### Material provided

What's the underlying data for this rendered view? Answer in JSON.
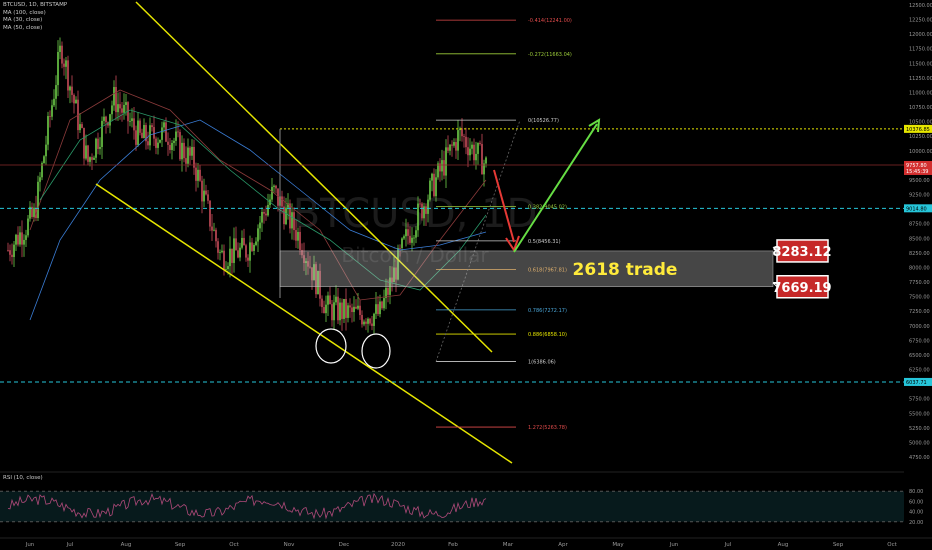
{
  "symbol": "BTCUSD, 1D, BITSTAMP",
  "indicators": [
    "MA (100, close)",
    "MA (30, close)",
    "MA (50, close)"
  ],
  "rsi_label": "RSI (10, close)",
  "watermark": {
    "ticker": "BTCUSD",
    "interval": "1D",
    "name": "Bitcoin / Dollar"
  },
  "annotation_text": "2618 trade",
  "chart_data": {
    "type": "line",
    "title": "",
    "xlabel": "",
    "ylabel": "",
    "x_ticks": [
      "Jun",
      "Jul",
      "Aug",
      "Sep",
      "Oct",
      "Nov",
      "Dec",
      "2020",
      "Feb",
      "Mar",
      "Apr",
      "May",
      "Jun",
      "Jul",
      "Aug",
      "Sep",
      "Oct"
    ],
    "y_ticks": [
      12500,
      12250,
      12000,
      11750,
      11500,
      11250,
      11000,
      10750,
      10500,
      10250,
      10000,
      9750,
      9500,
      9250,
      9000,
      8750,
      8500,
      8250,
      8000,
      7750,
      7500,
      7250,
      7000,
      6750,
      6500,
      6250,
      6000,
      5750,
      5500,
      5250,
      5000,
      4750
    ],
    "ylim": [
      4500,
      12600
    ],
    "price_series": [
      {
        "month": "Jun",
        "close": 8300
      },
      {
        "month": "Jun",
        "close": 8900
      },
      {
        "month": "Jul",
        "close": 11800
      },
      {
        "month": "Jul",
        "close": 9800
      },
      {
        "month": "Aug",
        "close": 10900
      },
      {
        "month": "Aug",
        "close": 10200
      },
      {
        "month": "Sep",
        "close": 10300
      },
      {
        "month": "Sep",
        "close": 9800
      },
      {
        "month": "Oct",
        "close": 8200
      },
      {
        "month": "Oct",
        "close": 8300
      },
      {
        "month": "Nov",
        "close": 9300
      },
      {
        "month": "Nov",
        "close": 8500
      },
      {
        "month": "Dec",
        "close": 7300
      },
      {
        "month": "Dec",
        "close": 7200
      },
      {
        "month": "2020",
        "close": 7200
      },
      {
        "month": "2020",
        "close": 8500
      },
      {
        "month": "Feb",
        "close": 9400
      },
      {
        "month": "Feb",
        "close": 10300
      },
      {
        "month": "Feb",
        "close": 9757
      }
    ],
    "fib_levels": [
      {
        "label": "-0.414(12241.00)",
        "value": 12241,
        "color": "#e14b4b"
      },
      {
        "label": "-0.272(11663.04)",
        "value": 11663,
        "color": "#9ccc3a"
      },
      {
        "label": "0(10526.77)",
        "value": 10526,
        "color": "#cccccc"
      },
      {
        "label": "0.382(9045.02)",
        "value": 9045,
        "color": "#9ccc3a"
      },
      {
        "label": "0.5(8456.31)",
        "value": 8456,
        "color": "#cccccc"
      },
      {
        "label": "0.618(7967.81)",
        "value": 7967,
        "color": "#e8a03a"
      },
      {
        "label": "0.786(7272.17)",
        "value": 7272,
        "color": "#4aa6d8"
      },
      {
        "label": "0.886(6858.10)",
        "value": 6858,
        "color": "#e6e600"
      },
      {
        "label": "1(6386.06)",
        "value": 6386,
        "color": "#cccccc"
      },
      {
        "label": "1.272(5263.78)",
        "value": 5263,
        "color": "#e14b4b"
      }
    ],
    "horizontal_levels": [
      {
        "label": "10376.85",
        "value": 10376,
        "style": "dotted",
        "color": "#e6e600"
      },
      {
        "label": "9014.80",
        "value": 9014,
        "style": "dashed",
        "color": "#26c6da"
      },
      {
        "label": "6037.71",
        "value": 6037,
        "style": "dashed",
        "color": "#26c6da"
      }
    ],
    "current_price": {
      "label": "9757.80",
      "countdown": "15:45:39",
      "value": 9757
    },
    "zone": {
      "top_label": "8283.12",
      "bottom_label": "7669.19",
      "top": 8283,
      "bottom": 7669
    },
    "rsi": {
      "y_ticks": [
        80,
        60,
        40,
        20
      ]
    },
    "legend": "top-left",
    "grid": false
  }
}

### Aim
Without the pictures, print the records in full, exactly as they appear.

### Answer for the task
What's the underlying data for this rendered view? Answer in JSON.
{
  "symbol": "BTCUSD, 1D, BITSTAMP",
  "indicators": [
    "MA (100, close)",
    "MA (30, close)",
    "MA (50, close)"
  ],
  "rsi_label": "RSI (10, close)",
  "watermark": {
    "ticker": "BTCUSD",
    "interval": "1D",
    "name": "Bitcoin / Dollar"
  },
  "annotation_text": "2618 trade",
  "chart_data": {
    "type": "line",
    "title": "",
    "xlabel": "",
    "ylabel": "",
    "x_ticks": [
      "Jun",
      "Jul",
      "Aug",
      "Sep",
      "Oct",
      "Nov",
      "Dec",
      "2020",
      "Feb",
      "Mar",
      "Apr",
      "May",
      "Jun",
      "Jul",
      "Aug",
      "Sep",
      "Oct"
    ],
    "y_ticks": [
      12500,
      12250,
      12000,
      11750,
      11500,
      11250,
      11000,
      10750,
      10500,
      10250,
      10000,
      9750,
      9500,
      9250,
      9000,
      8750,
      8500,
      8250,
      8000,
      7750,
      7500,
      7250,
      7000,
      6750,
      6500,
      6250,
      6000,
      5750,
      5500,
      5250,
      5000,
      4750
    ],
    "ylim": [
      4500,
      12600
    ],
    "price_series": [
      {
        "month": "Jun",
        "close": 8300
      },
      {
        "month": "Jun",
        "close": 8900
      },
      {
        "month": "Jul",
        "close": 11800
      },
      {
        "month": "Jul",
        "close": 9800
      },
      {
        "month": "Aug",
        "close": 10900
      },
      {
        "month": "Aug",
        "close": 10200
      },
      {
        "month": "Sep",
        "close": 10300
      },
      {
        "month": "Sep",
        "close": 9800
      },
      {
        "month": "Oct",
        "close": 8200
      },
      {
        "month": "Oct",
        "close": 8300
      },
      {
        "month": "Nov",
        "close": 9300
      },
      {
        "month": "Nov",
        "close": 8500
      },
      {
        "month": "Dec",
        "close": 7300
      },
      {
        "month": "Dec",
        "close": 7200
      },
      {
        "month": "2020",
        "close": 7200
      },
      {
        "month": "2020",
        "close": 8500
      },
      {
        "month": "Feb",
        "close": 9400
      },
      {
        "month": "Feb",
        "close": 10300
      },
      {
        "month": "Feb",
        "close": 9757
      }
    ],
    "fib_levels": [
      {
        "label": "-0.414(12241.00)",
        "value": 12241,
        "color": "#e14b4b"
      },
      {
        "label": "-0.272(11663.04)",
        "value": 11663,
        "color": "#9ccc3a"
      },
      {
        "label": "0(10526.77)",
        "value": 10526,
        "color": "#cccccc"
      },
      {
        "label": "0.382(9045.02)",
        "value": 9045,
        "color": "#9ccc3a"
      },
      {
        "label": "0.5(8456.31)",
        "value": 8456,
        "color": "#cccccc"
      },
      {
        "label": "0.618(7967.81)",
        "value": 7967,
        "color": "#e8a03a"
      },
      {
        "label": "0.786(7272.17)",
        "value": 7272,
        "color": "#4aa6d8"
      },
      {
        "label": "0.886(6858.10)",
        "value": 6858,
        "color": "#e6e600"
      },
      {
        "label": "1(6386.06)",
        "value": 6386,
        "color": "#cccccc"
      },
      {
        "label": "1.272(5263.78)",
        "value": 5263,
        "color": "#e14b4b"
      }
    ],
    "horizontal_levels": [
      {
        "label": "10376.85",
        "value": 10376,
        "style": "dotted",
        "color": "#e6e600"
      },
      {
        "label": "9014.80",
        "value": 9014,
        "style": "dashed",
        "color": "#26c6da"
      },
      {
        "label": "6037.71",
        "value": 6037,
        "style": "dashed",
        "color": "#26c6da"
      }
    ],
    "current_price": {
      "label": "9757.80",
      "countdown": "15:45:39",
      "value": 9757
    },
    "zone": {
      "top_label": "8283.12",
      "bottom_label": "7669.19",
      "top": 8283,
      "bottom": 7669
    },
    "rsi": {
      "y_ticks": [
        80,
        60,
        40,
        20
      ]
    },
    "legend": "top-left",
    "grid": false
  }
}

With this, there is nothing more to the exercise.